### [INSTRUCTION]
Output nothing but the number of lines that include the word "Insights".

··· SOURCE RECORDS ···

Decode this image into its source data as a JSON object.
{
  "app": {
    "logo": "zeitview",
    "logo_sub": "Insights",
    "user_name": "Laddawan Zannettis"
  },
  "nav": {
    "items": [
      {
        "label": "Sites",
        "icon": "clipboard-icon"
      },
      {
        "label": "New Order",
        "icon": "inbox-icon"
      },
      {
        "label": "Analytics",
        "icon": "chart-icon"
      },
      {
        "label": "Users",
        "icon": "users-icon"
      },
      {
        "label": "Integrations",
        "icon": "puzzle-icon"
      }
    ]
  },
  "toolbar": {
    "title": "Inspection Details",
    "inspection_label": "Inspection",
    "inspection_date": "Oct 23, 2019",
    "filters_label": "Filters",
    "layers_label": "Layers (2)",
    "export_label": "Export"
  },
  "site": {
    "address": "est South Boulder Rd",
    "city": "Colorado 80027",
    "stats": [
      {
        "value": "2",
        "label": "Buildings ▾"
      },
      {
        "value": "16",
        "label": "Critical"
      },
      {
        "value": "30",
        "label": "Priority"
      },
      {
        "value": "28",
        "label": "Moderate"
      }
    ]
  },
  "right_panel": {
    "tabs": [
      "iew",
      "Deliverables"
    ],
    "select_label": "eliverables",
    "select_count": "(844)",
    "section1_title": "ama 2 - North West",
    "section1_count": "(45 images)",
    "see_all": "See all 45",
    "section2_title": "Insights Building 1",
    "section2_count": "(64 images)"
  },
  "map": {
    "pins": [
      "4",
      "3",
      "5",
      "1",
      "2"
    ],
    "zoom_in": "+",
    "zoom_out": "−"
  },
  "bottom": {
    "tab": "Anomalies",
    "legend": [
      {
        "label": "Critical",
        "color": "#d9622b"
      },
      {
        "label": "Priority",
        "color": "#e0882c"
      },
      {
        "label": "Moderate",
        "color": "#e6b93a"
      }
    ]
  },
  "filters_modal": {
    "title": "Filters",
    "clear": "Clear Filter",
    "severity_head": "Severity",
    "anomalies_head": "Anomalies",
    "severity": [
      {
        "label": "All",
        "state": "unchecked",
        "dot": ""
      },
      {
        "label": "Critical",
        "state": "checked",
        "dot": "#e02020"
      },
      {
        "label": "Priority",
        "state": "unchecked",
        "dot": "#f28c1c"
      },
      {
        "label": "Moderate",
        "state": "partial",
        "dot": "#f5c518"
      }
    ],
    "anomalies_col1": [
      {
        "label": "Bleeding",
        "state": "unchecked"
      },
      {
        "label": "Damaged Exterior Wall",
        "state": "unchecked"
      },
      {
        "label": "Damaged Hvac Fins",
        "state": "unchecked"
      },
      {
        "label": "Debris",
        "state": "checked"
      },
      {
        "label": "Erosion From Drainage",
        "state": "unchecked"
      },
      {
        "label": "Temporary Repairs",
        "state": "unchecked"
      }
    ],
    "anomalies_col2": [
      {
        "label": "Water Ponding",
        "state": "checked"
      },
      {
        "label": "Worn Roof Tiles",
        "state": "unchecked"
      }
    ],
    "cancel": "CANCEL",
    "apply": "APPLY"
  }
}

···

### [RESULT FOR THIS EXERCISE]
2